GOAL OF THE EXERCISE:
Without including any pictures, write out the listing below exactly.

[Extracted records]

* START *

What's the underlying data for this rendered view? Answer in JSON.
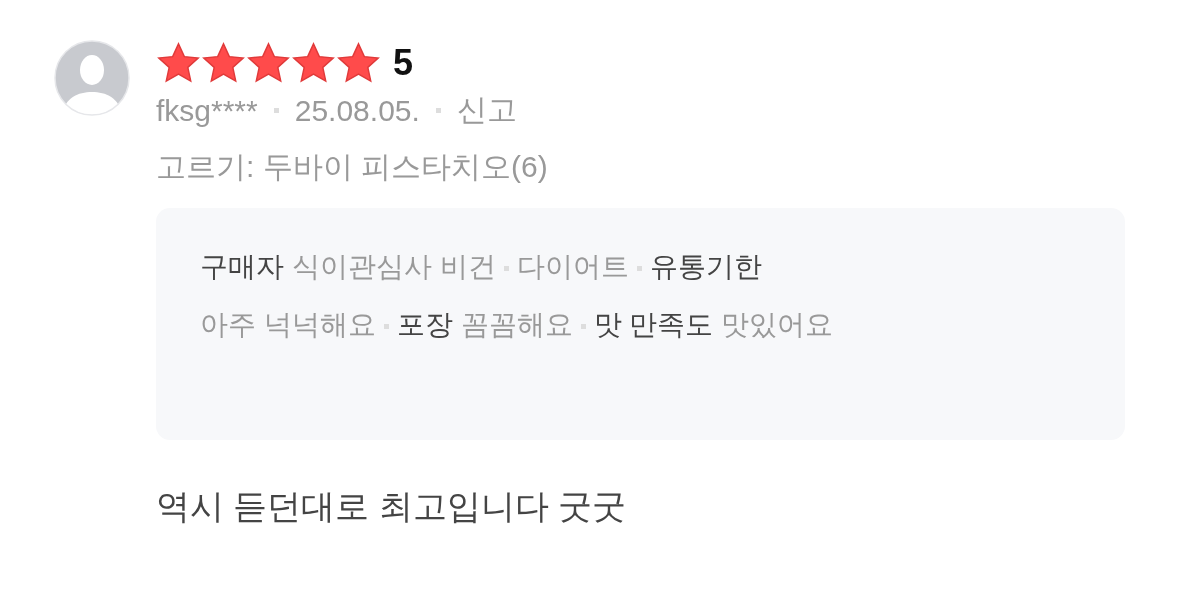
{
  "review": {
    "stars": 5,
    "score": "5",
    "user": "fksg****",
    "date": "25.08.05.",
    "report": "신고",
    "option": "고르기: 두바이 피스타치오(6)",
    "attributes": [
      {
        "label": "구매자",
        "values": [
          "식이관심사 비건",
          "다이어트"
        ]
      },
      {
        "label": "유통기한",
        "values": [
          "아주 넉넉해요"
        ]
      },
      {
        "label": "포장",
        "values": [
          "꼼꼼해요"
        ]
      },
      {
        "label": "맛 만족도",
        "values": [
          "맛있어요"
        ]
      }
    ],
    "text": "역시 듣던대로 최고입니다 굿굿"
  }
}
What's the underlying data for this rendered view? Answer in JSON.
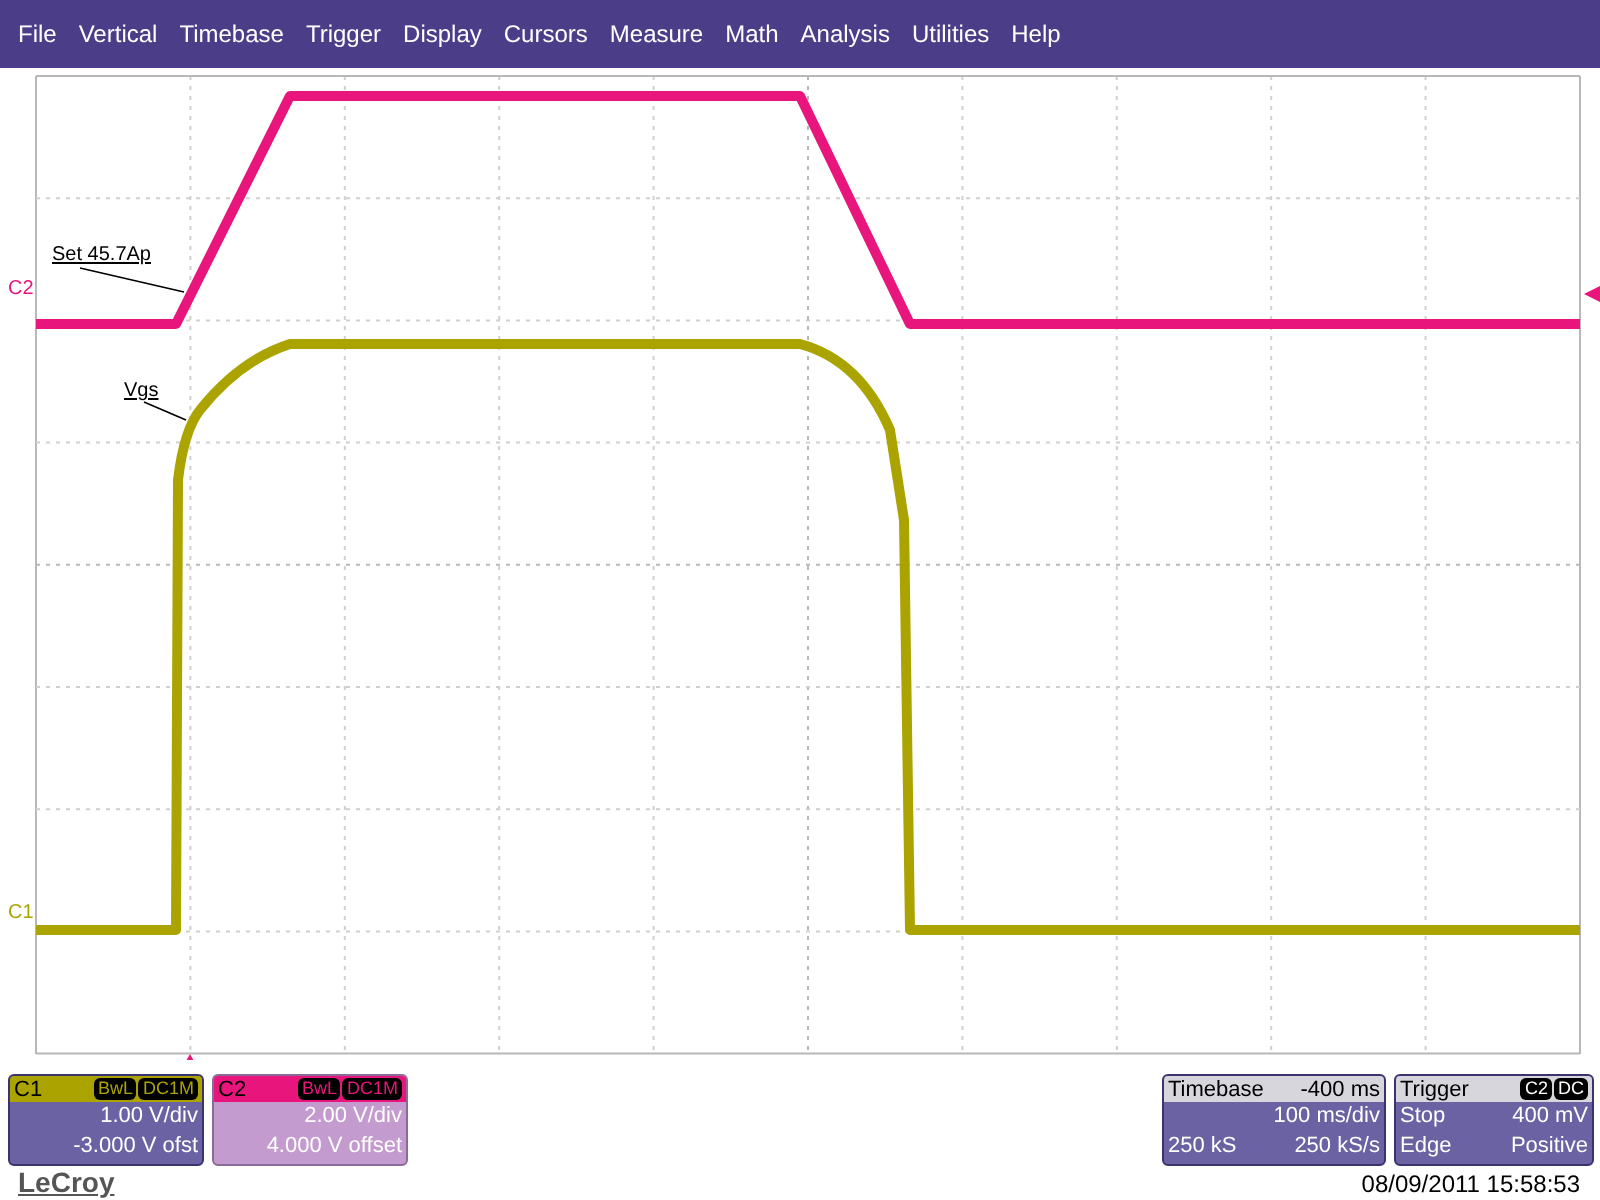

* END *

WRITTEN SOLUTION:
What's the underlying data for this rendered view? Answer in JSON.
{
  "review": {
    "stars": 5,
    "score": "5",
    "user": "fksg****",
    "date": "25.08.05.",
    "report": "신고",
    "option": "고르기: 두바이 피스타치오(6)",
    "attributes": [
      {
        "label": "구매자",
        "values": [
          "식이관심사 비건",
          "다이어트"
        ]
      },
      {
        "label": "유통기한",
        "values": [
          "아주 넉넉해요"
        ]
      },
      {
        "label": "포장",
        "values": [
          "꼼꼼해요"
        ]
      },
      {
        "label": "맛 만족도",
        "values": [
          "맛있어요"
        ]
      }
    ],
    "text": "역시 듣던대로 최고입니다 굿굿"
  }
}
What's the underlying data for this rendered view? Answer in JSON.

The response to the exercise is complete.